◆ RECORDED DATA ◆
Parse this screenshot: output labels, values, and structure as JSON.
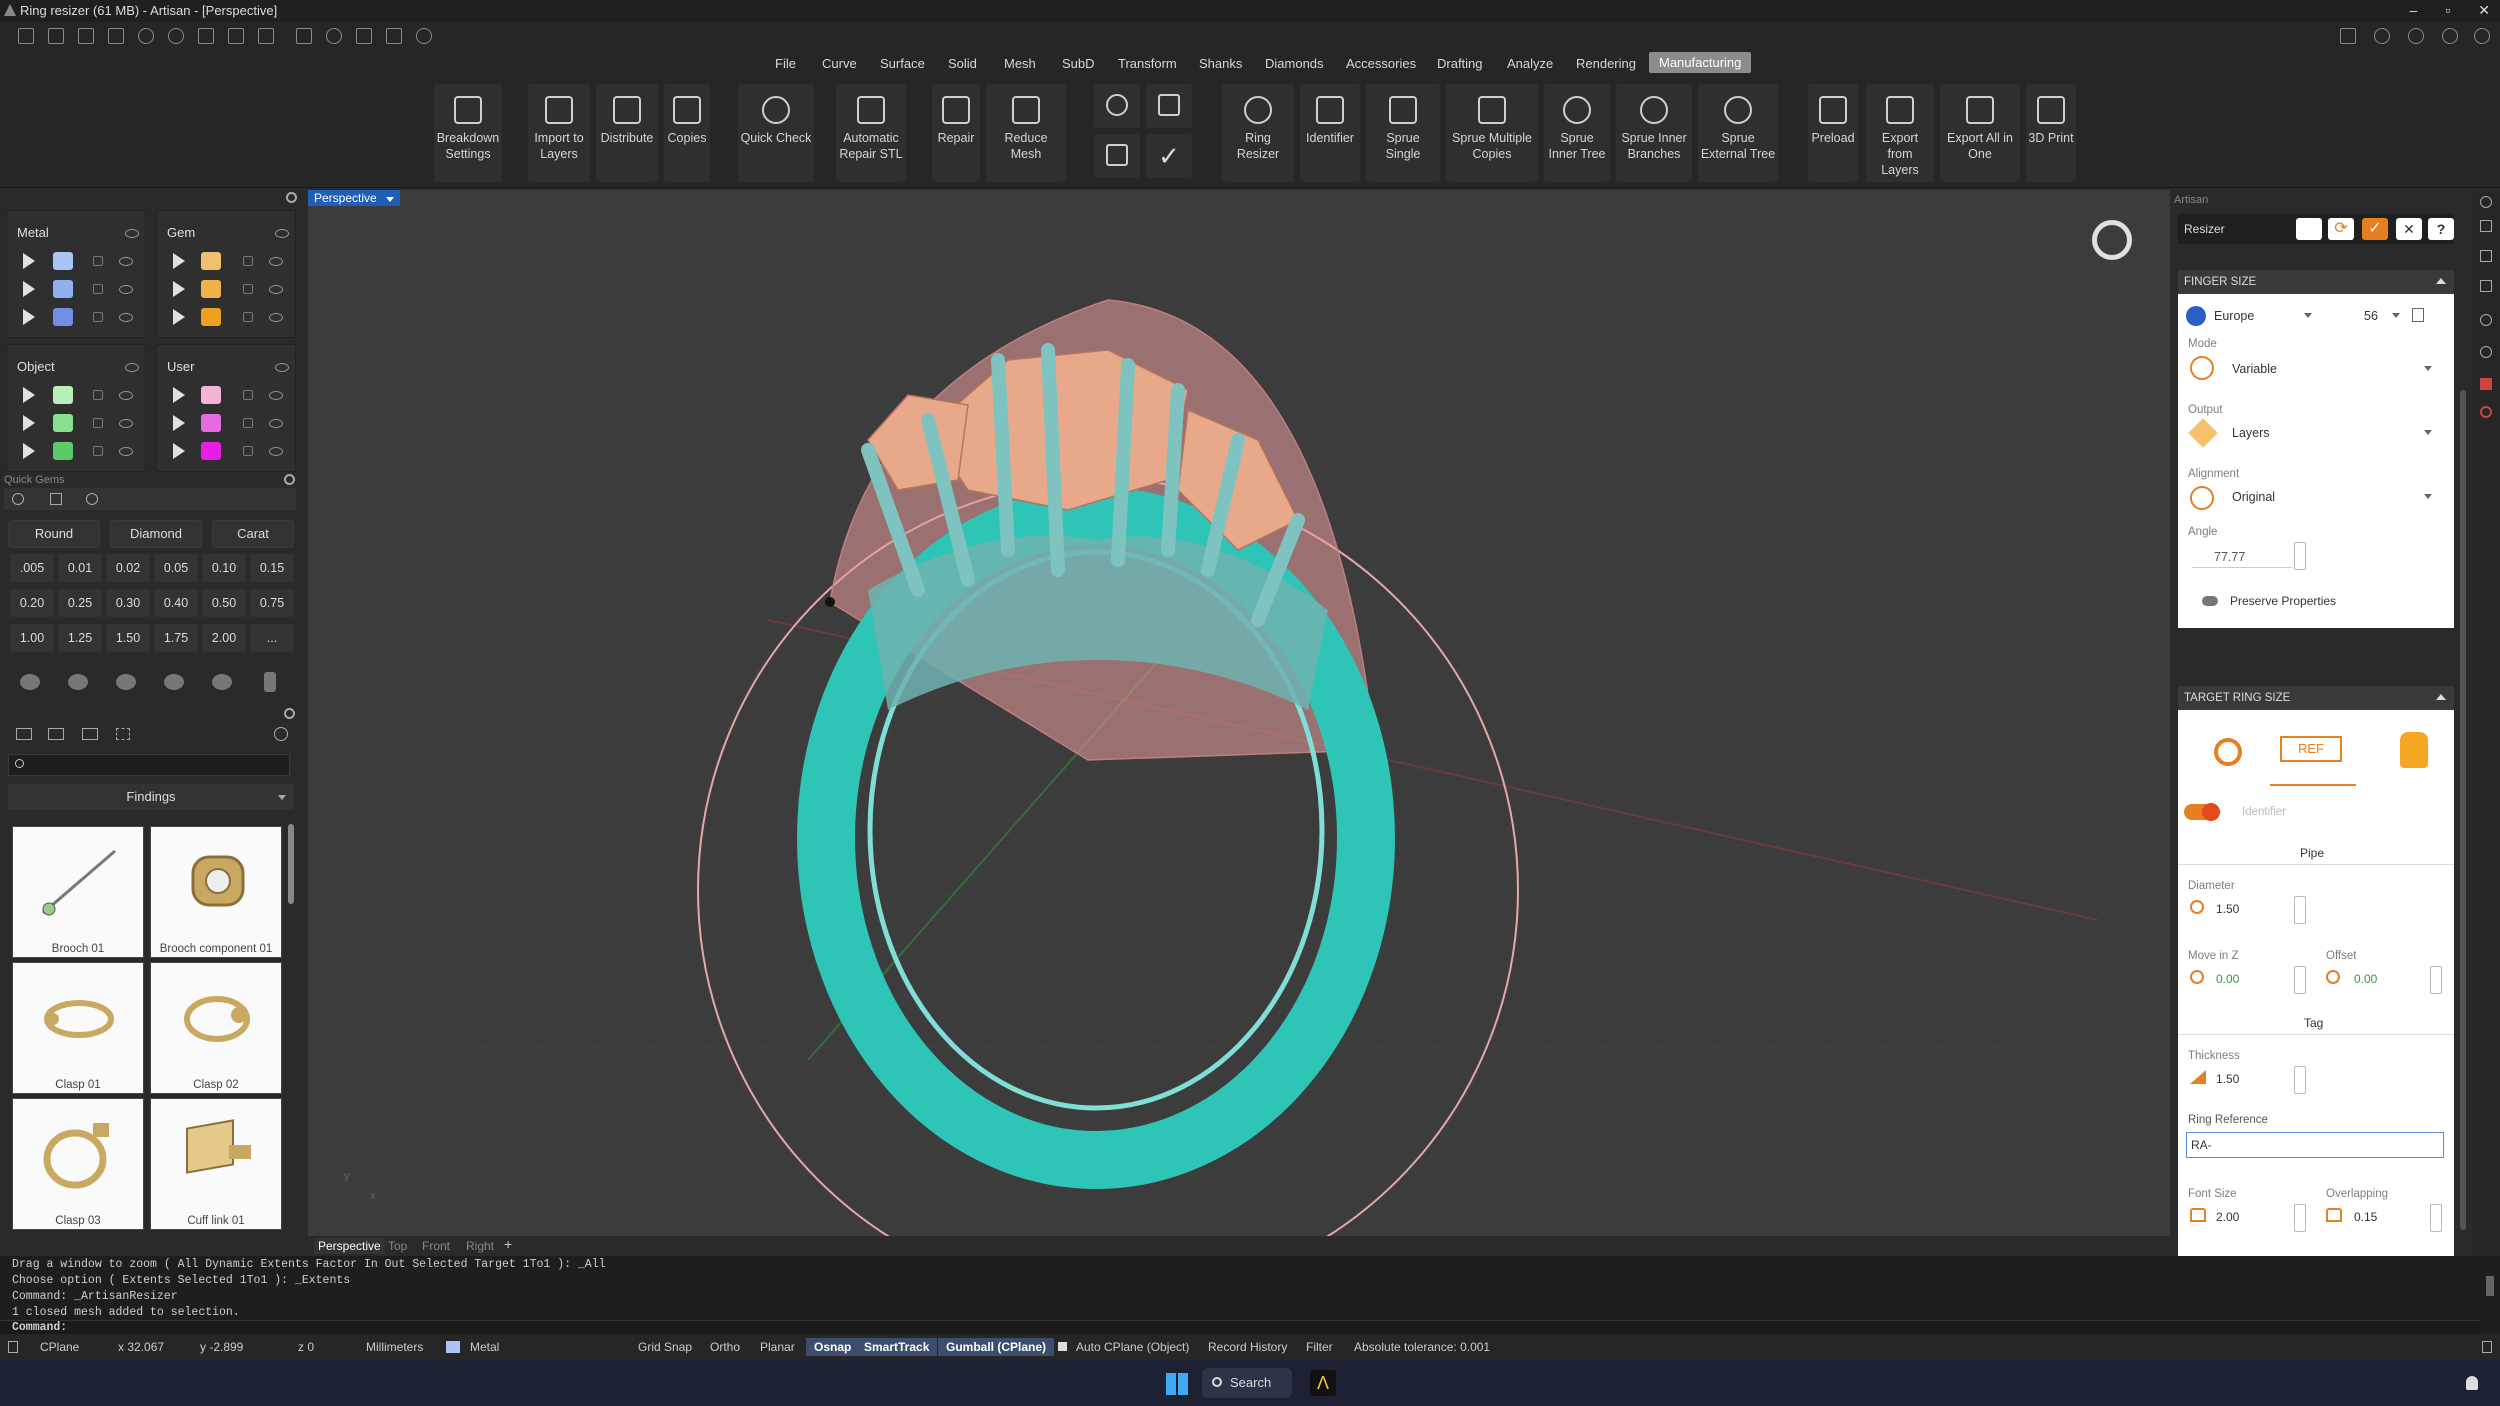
{
  "titlebar": {
    "title": "Ring resizer (61 MB) - Artisan - [Perspective]"
  },
  "menubar": {
    "items": [
      "File",
      "Curve",
      "Surface",
      "Solid",
      "Mesh",
      "SubD",
      "Transform",
      "Shanks",
      "Diamonds",
      "Accessories",
      "Drafting",
      "Analyze",
      "Rendering",
      "Manufacturing"
    ],
    "active": "Manufacturing"
  },
  "ribbon": {
    "buttons": [
      "Breakdown Settings",
      "Import to Layers",
      "Distribute",
      "Copies",
      "Quick Check",
      "Automatic Repair STL",
      "Repair",
      "Reduce Mesh",
      "Ring Resizer",
      "Identifier",
      "Sprue Single",
      "Sprue Multiple Copies",
      "Sprue Inner Tree",
      "Sprue Inner Branches",
      "Sprue External Tree",
      "Preload",
      "Export from Layers",
      "Export All in One",
      "3D Print"
    ]
  },
  "layers": {
    "metal": {
      "title": "Metal",
      "colors": [
        "#a9c4f5",
        "#8fb2ef",
        "#6f90e0"
      ]
    },
    "gem": {
      "title": "Gem",
      "colors": [
        "#f2c06a",
        "#f0b24a",
        "#f0a020"
      ]
    },
    "object": {
      "title": "Object",
      "colors": [
        "#b6f0b8",
        "#86e08e",
        "#5ec96a"
      ]
    },
    "user": {
      "title": "User",
      "colors": [
        "#f5b3d8",
        "#e66be0",
        "#e81ee8"
      ]
    }
  },
  "quick_gems": {
    "title": "Quick Gems",
    "shape": "Round",
    "stone": "Diamond",
    "unit": "Carat",
    "sizes": [
      ".005",
      "0.01",
      "0.02",
      "0.05",
      "0.10",
      "0.15",
      "0.20",
      "0.25",
      "0.30",
      "0.40",
      "0.50",
      "0.75",
      "1.00",
      "1.25",
      "1.50",
      "1.75",
      "2.00",
      "..."
    ]
  },
  "library": {
    "category": "Findings",
    "items": [
      "Brooch 01",
      "Brooch component 01",
      "Clasp 01",
      "Clasp 02",
      "Clasp 03",
      "Cuff link 01"
    ]
  },
  "viewport": {
    "label": "Perspective",
    "tabs": [
      "Perspective",
      "Top",
      "Front",
      "Right"
    ],
    "axis_labels": {
      "y": "y",
      "x": "x"
    }
  },
  "resizer": {
    "panel_title": "Artisan",
    "tool_name": "Resizer",
    "finger_size": {
      "title": "FINGER SIZE",
      "standard": "Europe",
      "size": "56",
      "mode_label": "Mode",
      "mode": "Variable",
      "output_label": "Output",
      "output": "Layers",
      "alignment_label": "Alignment",
      "alignment": "Original",
      "angle_label": "Angle",
      "angle": "77.77",
      "preserve": "Preserve Properties"
    },
    "target": {
      "title": "TARGET RING SIZE",
      "ref_icon_text": "REF",
      "identifier_label": "Identifier",
      "pipe_label": "Pipe",
      "diameter_label": "Diameter",
      "diameter": "1.50",
      "move_z_label": "Move in Z",
      "move_z": "0.00",
      "offset_label": "Offset",
      "offset": "0.00",
      "tag_label": "Tag",
      "thickness_label": "Thickness",
      "thickness": "1.50",
      "ring_ref_label": "Ring Reference",
      "ring_ref": "RA-",
      "font_size_label": "Font Size",
      "font_size": "2.00",
      "overlapping_label": "Overlapping",
      "overlapping": "0.15"
    }
  },
  "command": {
    "lines": [
      "Drag a window to zoom ( All  Dynamic  Extents  Factor  In  Out  Selected  Target  1To1 ): _All",
      "Choose option ( Extents  Selected  1To1 ): _Extents",
      "Command: _ArtisanResizer",
      "1 closed mesh added to selection."
    ],
    "prompt": "Command:"
  },
  "status": {
    "cplane": "CPlane",
    "x": "x 32.067",
    "y": "y -2.899",
    "z": "z 0",
    "units": "Millimeters",
    "layer": "Metal",
    "toggles": [
      "Grid Snap",
      "Ortho",
      "Planar",
      "Osnap",
      "SmartTrack",
      "Gumball (CPlane)"
    ],
    "active_toggles": [
      "Osnap",
      "SmartTrack",
      "Gumball (CPlane)"
    ],
    "auto_cplane": "Auto CPlane (Object)",
    "record": "Record History",
    "filter": "Filter",
    "tolerance": "Absolute tolerance: 0.001"
  },
  "taskbar": {
    "search": "Search"
  },
  "colors": {
    "accent": "#e67e22",
    "mesh_teal": "#2ec4b6",
    "gem_peach": "#e8a98a",
    "active_menu": "#8c8c8c"
  }
}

◆ CHALLENGE ◆
Reproduce all the entries that precede this task, word for word, minus any pictures.

◆ EXERCISE SOLUTION ◆
Parse this screenshot: output labels, values, and structure as JSON.
{
  "titlebar": {
    "title": "Ring resizer (61 MB) - Artisan - [Perspective]"
  },
  "menubar": {
    "items": [
      "File",
      "Curve",
      "Surface",
      "Solid",
      "Mesh",
      "SubD",
      "Transform",
      "Shanks",
      "Diamonds",
      "Accessories",
      "Drafting",
      "Analyze",
      "Rendering",
      "Manufacturing"
    ],
    "active": "Manufacturing"
  },
  "ribbon": {
    "buttons": [
      "Breakdown Settings",
      "Import to Layers",
      "Distribute",
      "Copies",
      "Quick Check",
      "Automatic Repair STL",
      "Repair",
      "Reduce Mesh",
      "Ring Resizer",
      "Identifier",
      "Sprue Single",
      "Sprue Multiple Copies",
      "Sprue Inner Tree",
      "Sprue Inner Branches",
      "Sprue External Tree",
      "Preload",
      "Export from Layers",
      "Export All in One",
      "3D Print"
    ]
  },
  "layers": {
    "metal": {
      "title": "Metal",
      "colors": [
        "#a9c4f5",
        "#8fb2ef",
        "#6f90e0"
      ]
    },
    "gem": {
      "title": "Gem",
      "colors": [
        "#f2c06a",
        "#f0b24a",
        "#f0a020"
      ]
    },
    "object": {
      "title": "Object",
      "colors": [
        "#b6f0b8",
        "#86e08e",
        "#5ec96a"
      ]
    },
    "user": {
      "title": "User",
      "colors": [
        "#f5b3d8",
        "#e66be0",
        "#e81ee8"
      ]
    }
  },
  "quick_gems": {
    "title": "Quick Gems",
    "shape": "Round",
    "stone": "Diamond",
    "unit": "Carat",
    "sizes": [
      ".005",
      "0.01",
      "0.02",
      "0.05",
      "0.10",
      "0.15",
      "0.20",
      "0.25",
      "0.30",
      "0.40",
      "0.50",
      "0.75",
      "1.00",
      "1.25",
      "1.50",
      "1.75",
      "2.00",
      "..."
    ]
  },
  "library": {
    "category": "Findings",
    "items": [
      "Brooch 01",
      "Brooch component 01",
      "Clasp 01",
      "Clasp 02",
      "Clasp 03",
      "Cuff link 01"
    ]
  },
  "viewport": {
    "label": "Perspective",
    "tabs": [
      "Perspective",
      "Top",
      "Front",
      "Right"
    ],
    "axis_labels": {
      "y": "y",
      "x": "x"
    }
  },
  "resizer": {
    "panel_title": "Artisan",
    "tool_name": "Resizer",
    "finger_size": {
      "title": "FINGER SIZE",
      "standard": "Europe",
      "size": "56",
      "mode_label": "Mode",
      "mode": "Variable",
      "output_label": "Output",
      "output": "Layers",
      "alignment_label": "Alignment",
      "alignment": "Original",
      "angle_label": "Angle",
      "angle": "77.77",
      "preserve": "Preserve Properties"
    },
    "target": {
      "title": "TARGET RING SIZE",
      "ref_icon_text": "REF",
      "identifier_label": "Identifier",
      "pipe_label": "Pipe",
      "diameter_label": "Diameter",
      "diameter": "1.50",
      "move_z_label": "Move in Z",
      "move_z": "0.00",
      "offset_label": "Offset",
      "offset": "0.00",
      "tag_label": "Tag",
      "thickness_label": "Thickness",
      "thickness": "1.50",
      "ring_ref_label": "Ring Reference",
      "ring_ref": "RA-",
      "font_size_label": "Font Size",
      "font_size": "2.00",
      "overlapping_label": "Overlapping",
      "overlapping": "0.15"
    }
  },
  "command": {
    "lines": [
      "Drag a window to zoom ( All  Dynamic  Extents  Factor  In  Out  Selected  Target  1To1 ): _All",
      "Choose option ( Extents  Selected  1To1 ): _Extents",
      "Command: _ArtisanResizer",
      "1 closed mesh added to selection."
    ],
    "prompt": "Command:"
  },
  "status": {
    "cplane": "CPlane",
    "x": "x 32.067",
    "y": "y -2.899",
    "z": "z 0",
    "units": "Millimeters",
    "layer": "Metal",
    "toggles": [
      "Grid Snap",
      "Ortho",
      "Planar",
      "Osnap",
      "SmartTrack",
      "Gumball (CPlane)"
    ],
    "active_toggles": [
      "Osnap",
      "SmartTrack",
      "Gumball (CPlane)"
    ],
    "auto_cplane": "Auto CPlane (Object)",
    "record": "Record History",
    "filter": "Filter",
    "tolerance": "Absolute tolerance: 0.001"
  },
  "taskbar": {
    "search": "Search"
  },
  "colors": {
    "accent": "#e67e22",
    "mesh_teal": "#2ec4b6",
    "gem_peach": "#e8a98a",
    "active_menu": "#8c8c8c"
  }
}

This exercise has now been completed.